— 练习目的 —
请将数据中以包含“- history-command: clear: [258, 470, 303, 488]”的一行开头、以包含“- history-command: mv ~/xterm.2020.05.03.20.52.33.svg”的一行结尾的这几行原样照抄出来，首尾两行都要包括在内。
---*---
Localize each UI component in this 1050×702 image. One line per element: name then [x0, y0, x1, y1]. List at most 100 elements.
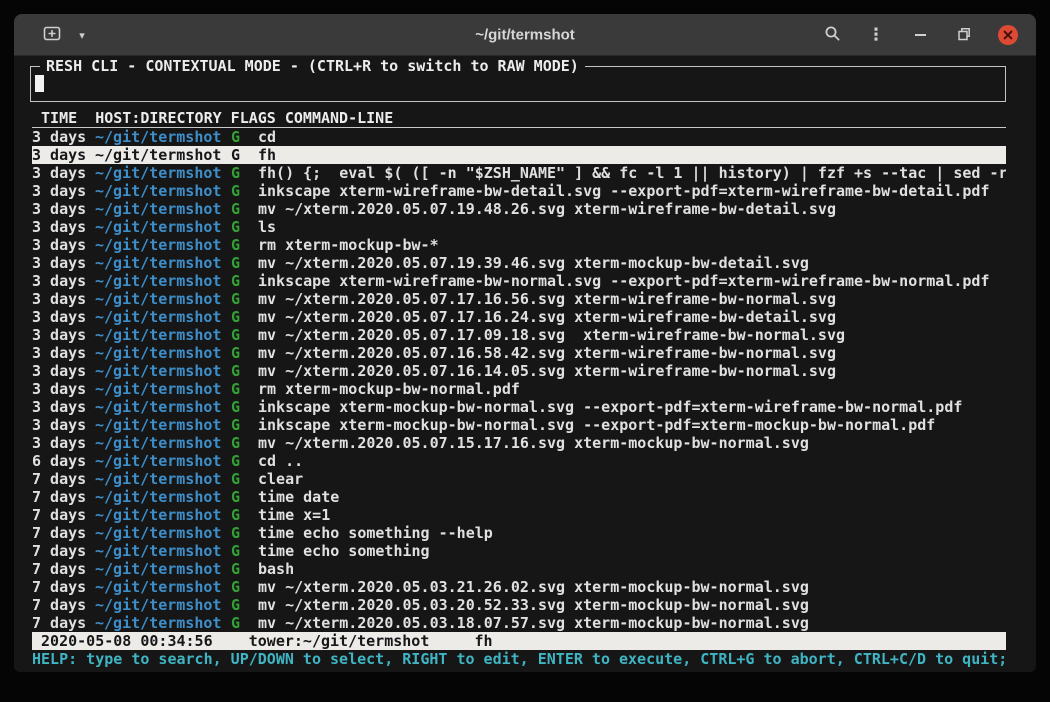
- history-command: clear: [258, 470, 303, 488]
- history-row[interactable]: 3 days~/git/termshotGfh() {; eval $( ([ …: [32, 164, 1006, 182]
- history-row[interactable]: 3 days~/git/termshotGmv ~/xterm.2020.05.…: [32, 434, 1006, 452]
- history-row[interactable]: 7 days~/git/termshotGmv ~/xterm.2020.05.…: [32, 578, 1006, 596]
- history-row[interactable]: 3 days~/git/termshotGmv ~/xterm.2020.05.…: [32, 326, 1006, 344]
- history-time: 7 days: [32, 614, 95, 632]
- restore-icon: [957, 27, 971, 44]
- history-flags: G: [231, 236, 258, 254]
- search-input[interactable]: [31, 67, 1005, 101]
- history-command: mv ~/xterm.2020.05.03.20.52.33.svg xterm…: [258, 596, 809, 614]
- close-button[interactable]: [996, 21, 1020, 49]
- history-time: 3 days: [32, 308, 95, 326]
- history-row[interactable]: 3 days~/git/termshotGmv ~/xterm.2020.05.…: [32, 344, 1006, 362]
- history-directory: ~/git/termshot: [95, 128, 231, 146]
- history-flags: G: [231, 362, 258, 380]
- kebab-menu-icon: ⋮: [868, 25, 885, 45]
- history-row[interactable]: 7 days~/git/termshotGtime echo something…: [32, 524, 1006, 542]
- text-cursor: [35, 75, 44, 92]
- history-row[interactable]: 3 days~/git/termshotGrm xterm-mockup-bw-…: [32, 380, 1006, 398]
- history-time: 3 days: [32, 362, 95, 380]
- history-row[interactable]: 3 days~/git/termshotGinkscape xterm-wire…: [32, 182, 1006, 200]
- history-directory: ~/git/termshot: [95, 470, 231, 488]
- history-row[interactable]: 3 days~/git/termshotGfh: [32, 146, 1006, 164]
- history-flags: G: [231, 200, 258, 218]
- history-flags: G: [231, 452, 258, 470]
- history-row[interactable]: 3 days~/git/termshotGrm xterm-mockup-bw-…: [32, 236, 1006, 254]
- history-flags: G: [231, 290, 258, 308]
- history-time: 7 days: [32, 470, 95, 488]
- history-directory: ~/git/termshot: [95, 524, 231, 542]
- history-flags: G: [231, 470, 258, 488]
- history-flags: G: [231, 272, 258, 290]
- tab-dropdown-button[interactable]: ▾: [70, 21, 94, 49]
- history-flags: G: [231, 164, 258, 182]
- history-directory: ~/git/termshot: [95, 146, 231, 164]
- history-time: 7 days: [32, 578, 95, 596]
- history-directory: ~/git/termshot: [95, 290, 231, 308]
- history-command: bash: [258, 560, 294, 578]
- titlebar-right-group: ⋮: [820, 14, 1020, 56]
- history-flags: G: [231, 416, 258, 434]
- history-flags: G: [231, 218, 258, 236]
- history-command: time x=1: [258, 506, 330, 524]
- search-panel: RESH CLI - CONTEXTUAL MODE - (CTRL+R to …: [30, 66, 1006, 102]
- history-time: 3 days: [32, 380, 95, 398]
- help-line: HELP: type to search, UP/DOWN to select,…: [32, 650, 1006, 668]
- history-directory: ~/git/termshot: [95, 488, 231, 506]
- table-header: TIME HOST:DIRECTORY FLAGS COMMAND-LINE: [32, 106, 1006, 128]
- history-directory: ~/git/termshot: [95, 506, 231, 524]
- history-row[interactable]: 3 days~/git/termshotGmv ~/xterm.2020.05.…: [32, 290, 1006, 308]
- new-tab-icon: [43, 25, 61, 45]
- history-row[interactable]: 7 days~/git/termshotGmv ~/xterm.2020.05.…: [32, 614, 1006, 632]
- history-directory: ~/git/termshot: [95, 578, 231, 596]
- history-command: mv ~/xterm.2020.05.07.17.16.56.svg xterm…: [258, 290, 836, 308]
- history-directory: ~/git/termshot: [95, 596, 231, 614]
- history-time: 7 days: [32, 596, 95, 614]
- history-flags: G: [231, 614, 258, 632]
- titlebar[interactable]: ▾ ~/git/termshot ⋮: [14, 14, 1036, 56]
- history-row[interactable]: 7 days~/git/termshotGtime date: [32, 488, 1006, 506]
- history-row[interactable]: 7 days~/git/termshotGmv ~/xterm.2020.05.…: [32, 596, 1006, 614]
- history-flags: G: [231, 344, 258, 362]
- history-time: 3 days: [32, 182, 95, 200]
- history-flags: G: [231, 398, 258, 416]
- history-row[interactable]: 7 days~/git/termshotGtime echo something: [32, 542, 1006, 560]
- restore-button[interactable]: [952, 21, 976, 49]
- minimize-icon: [915, 34, 926, 36]
- history-command: time echo something: [258, 542, 430, 560]
- history-directory: ~/git/termshot: [95, 614, 231, 632]
- history-row[interactable]: 3 days~/git/termshotGls: [32, 218, 1006, 236]
- history-row[interactable]: 3 days~/git/termshotGmv ~/xterm.2020.05.…: [32, 200, 1006, 218]
- history-row[interactable]: 7 days~/git/termshotGclear: [32, 470, 1006, 488]
- history-row[interactable]: 3 days~/git/termshotGmv ~/xterm.2020.05.…: [32, 254, 1006, 272]
- history-flags: G: [231, 380, 258, 398]
- menu-button[interactable]: ⋮: [864, 21, 888, 49]
- history-row[interactable]: 3 days~/git/termshotGinkscape xterm-wire…: [32, 272, 1006, 290]
- history-row[interactable]: 3 days~/git/termshotGmv ~/xterm.2020.05.…: [32, 362, 1006, 380]
- history-row[interactable]: 7 days~/git/termshotGbash: [32, 560, 1006, 578]
- search-button[interactable]: [820, 21, 844, 49]
- history-flags: G: [231, 578, 258, 596]
- history-flags: G: [231, 128, 258, 146]
- history-row[interactable]: 3 days~/git/termshotGinkscape xterm-mock…: [32, 398, 1006, 416]
- history-time: 3 days: [32, 290, 95, 308]
- history-flags: G: [231, 308, 258, 326]
- history-time: 6 days: [32, 452, 95, 470]
- history-row[interactable]: 3 days~/git/termshotGinkscape xterm-mock…: [32, 416, 1006, 434]
- history-flags: G: [231, 524, 258, 542]
- history-flags: G: [231, 182, 258, 200]
- history-row[interactable]: 3 days~/git/termshotGcd: [32, 128, 1006, 146]
- history-row[interactable]: 3 days~/git/termshotGmv ~/xterm.2020.05.…: [32, 308, 1006, 326]
- history-flags: G: [231, 560, 258, 578]
- history-command: inkscape xterm-wireframe-bw-normal.svg -…: [258, 272, 990, 290]
- minimize-button[interactable]: [908, 21, 932, 49]
- history-command: mv ~/xterm.2020.05.07.17.16.24.svg xterm…: [258, 308, 836, 326]
- history-row[interactable]: 6 days~/git/termshotGcd ..: [32, 452, 1006, 470]
- history-list: 3 days~/git/termshotGcd3 days~/git/terms…: [32, 128, 1006, 632]
- history-time: 3 days: [32, 218, 95, 236]
- history-directory: ~/git/termshot: [95, 452, 231, 470]
- new-tab-button[interactable]: [40, 21, 64, 49]
- history-flags: G: [231, 596, 258, 614]
- history-row[interactable]: 7 days~/git/termshotGtime x=1: [32, 506, 1006, 524]
- terminal-screen[interactable]: RESH CLI - CONTEXTUAL MODE - (CTRL+R to …: [14, 56, 1036, 672]
- history-command: mv ~/xterm.2020.05.07.17.09.18.svg xterm…: [258, 326, 845, 344]
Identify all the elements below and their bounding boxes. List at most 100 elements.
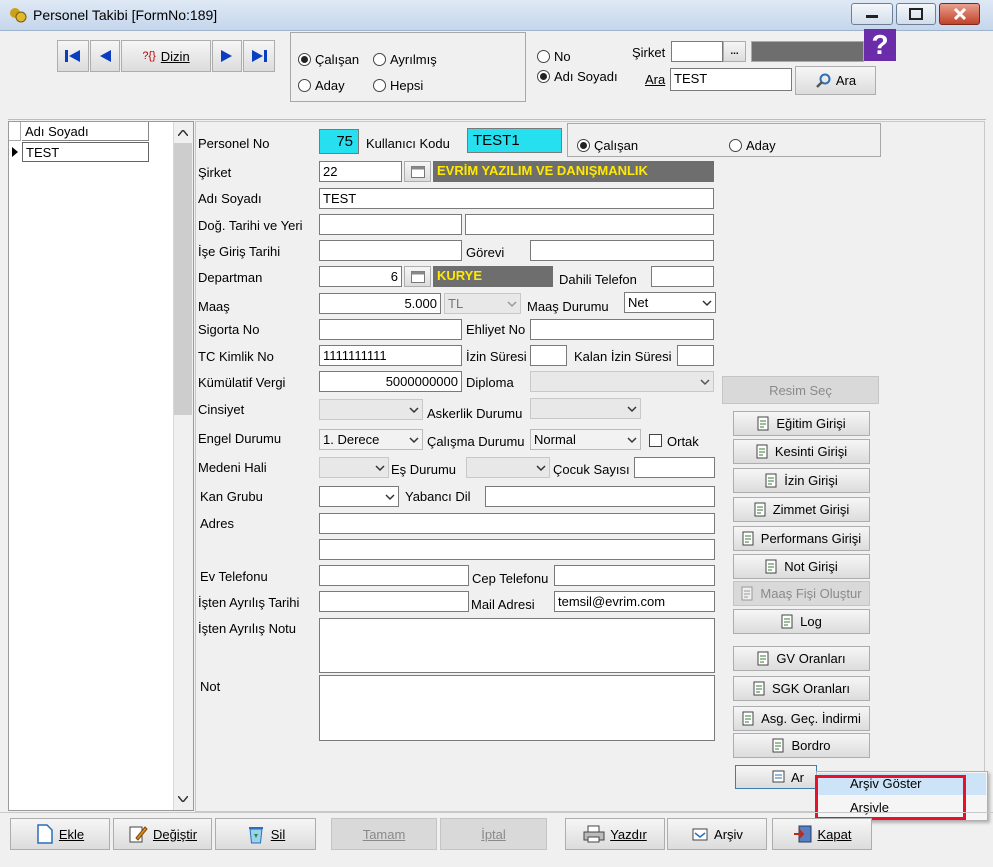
maximize-button[interactable] [896,3,936,25]
izin-button[interactable]: İzin Girişi [733,468,870,493]
first-record-button[interactable] [57,40,89,72]
dogum-tarihi-input[interactable] [319,214,462,235]
iptal-button[interactable]: İptal [440,818,547,850]
es-select[interactable] [466,457,550,478]
button-label: Performans Girişi [760,531,862,546]
currency-select[interactable]: TL [444,293,521,314]
radio-type-calisan[interactable]: Çalışan [577,138,638,153]
asg-button[interactable]: Asg. Geç. İndirmi [733,706,870,731]
prev-record-button[interactable] [90,40,120,72]
zimmet-button[interactable]: Zimmet Girişi [733,497,870,522]
askerlik-select[interactable] [530,398,641,419]
departman-no-input[interactable]: 6 [319,266,402,287]
resim-sec-button[interactable]: Resim Seç [722,376,879,404]
scroll-thumb[interactable] [174,143,192,415]
bordro-button[interactable]: Bordro [733,733,870,758]
sirket-lookup-button[interactable]: ... [723,41,746,62]
log-button[interactable]: Log [733,609,870,634]
sirket-no-input[interactable]: 22 [319,161,402,182]
radio-type-aday[interactable]: Aday [729,138,776,153]
arsiv-side-button[interactable]: Ar [735,765,817,789]
cep-tel-input[interactable] [554,565,715,586]
grid-header[interactable]: Adı Soyadı [22,122,149,141]
dizin-button[interactable]: ?{} Dizin [121,40,211,72]
kumulatif-input[interactable]: 5000000000 [319,371,462,392]
gv-oranlari-button[interactable]: GV Oranları [733,646,870,671]
maas-fisi-button[interactable]: Maaş Fişi Oluştur [733,581,870,606]
ayrilis-tarihi-input[interactable] [319,591,469,612]
arsiv-button[interactable]: Arşiv [667,818,767,850]
document-icon [741,586,753,600]
izin-suresi-input[interactable] [530,345,567,366]
sigorta-input[interactable] [319,319,462,340]
radio-aday[interactable]: Aday [298,78,345,93]
mail-input[interactable]: temsil@evrim.com [554,591,715,612]
kullanici-kodu-field[interactable]: TEST1 [467,128,562,153]
sgk-oranlari-button[interactable]: SGK Oranları [733,676,870,701]
radio-hepsi[interactable]: Hepsi [373,78,423,93]
maas-durumu-select[interactable]: Net [624,292,716,313]
ekle-button[interactable]: Ekle [10,818,110,850]
not-textarea[interactable] [319,675,715,741]
cocuk-input[interactable] [634,457,715,478]
grid-row[interactable]: TEST [22,142,149,162]
departman-label: Departman [198,270,263,285]
maas-input[interactable]: 5.000 [319,293,441,314]
adres-line1-input[interactable] [319,513,715,534]
yazdir-button[interactable]: Yazdır [565,818,665,850]
departman-lookup-button[interactable] [404,266,431,287]
tc-input[interactable]: 1111111111 [319,345,462,366]
ayrilis-notu-textarea[interactable] [319,618,715,673]
radio-label: Adı Soyadı [554,69,618,84]
scroll-down-icon[interactable] [174,790,192,808]
diploma-label: Diploma [466,375,514,390]
help-icon[interactable]: ? [864,29,896,61]
kalan-izin-label: Kalan İzin Süresi [574,349,672,364]
gorevi-input[interactable] [530,240,714,261]
mail-label: Mail Adresi [471,597,535,612]
kumulatif-label: Kümülatif Vergi [198,375,286,390]
not-girisi-button[interactable]: Not Girişi [733,554,870,579]
radio-ayrilmis[interactable]: Ayrılmış [373,52,437,67]
scroll-up-icon[interactable] [174,124,192,142]
radio-search-name[interactable]: Adı Soyadı [537,69,618,84]
degistir-button[interactable]: Değiştir [113,818,212,850]
radio-search-no[interactable]: No [537,49,571,64]
ise-giris-input[interactable] [319,240,462,261]
dahili-input[interactable] [651,266,714,287]
yabanci-input[interactable] [485,486,715,507]
dizin-icon: ?{} [142,50,156,62]
sirket-search-input[interactable] [671,41,723,62]
diploma-select[interactable] [530,371,714,392]
cinsiyet-select[interactable] [319,399,423,420]
yabanci-label: Yabancı Dil [405,489,471,504]
performans-button[interactable]: Performans Girişi [733,526,870,551]
kesinti-button[interactable]: Kesinti Girişi [733,439,870,464]
calisma-select[interactable]: Normal [530,429,641,450]
engel-select[interactable]: 1. Derece [319,429,423,450]
tamam-button[interactable]: Tamam [331,818,437,850]
ehliyet-input[interactable] [530,319,714,340]
dogum-yeri-input[interactable] [465,214,714,235]
adres-line2-input[interactable] [319,539,715,560]
ev-tel-input[interactable] [319,565,469,586]
radio-label: Çalışan [315,52,360,67]
radio-dot [373,53,386,66]
personel-no-field[interactable]: 75 [319,129,359,154]
radio-calisan[interactable]: Çalışan [298,52,359,67]
sirket-lookup-button[interactable] [404,161,431,182]
medeni-select[interactable] [319,457,389,478]
egitim-button[interactable]: Eğitim Girişi [733,411,870,436]
kalan-izin-input[interactable] [677,345,714,366]
adi-soyadi-input[interactable]: TEST [319,188,714,209]
ara-button[interactable]: Ara [795,66,876,95]
last-record-button[interactable] [243,40,275,72]
kan-select[interactable] [319,486,399,507]
ortak-checkbox[interactable] [649,434,662,447]
kapat-button[interactable]: Kapat [772,818,872,850]
sil-button[interactable]: Sil [215,818,316,850]
next-record-button[interactable] [212,40,242,72]
minimize-button[interactable] [851,3,893,25]
ara-input[interactable]: TEST [670,68,792,91]
close-button[interactable] [939,3,980,25]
---*---
— 任务答复 —
- history-command: clear: [258, 470, 303, 488]
- history-row[interactable]: 3 days~/git/termshotGfh() {; eval $( ([ …: [32, 164, 1006, 182]
- history-row[interactable]: 3 days~/git/termshotGmv ~/xterm.2020.05.…: [32, 434, 1006, 452]
- history-row[interactable]: 7 days~/git/termshotGmv ~/xterm.2020.05.…: [32, 578, 1006, 596]
- history-row[interactable]: 3 days~/git/termshotGmv ~/xterm.2020.05.…: [32, 326, 1006, 344]
- history-time: 7 days: [32, 614, 95, 632]
- restore-icon: [957, 27, 971, 44]
- history-flags: G: [231, 236, 258, 254]
- search-input[interactable]: [31, 67, 1005, 101]
- history-command: mv ~/xterm.2020.05.03.20.52.33.svg xterm…: [258, 596, 809, 614]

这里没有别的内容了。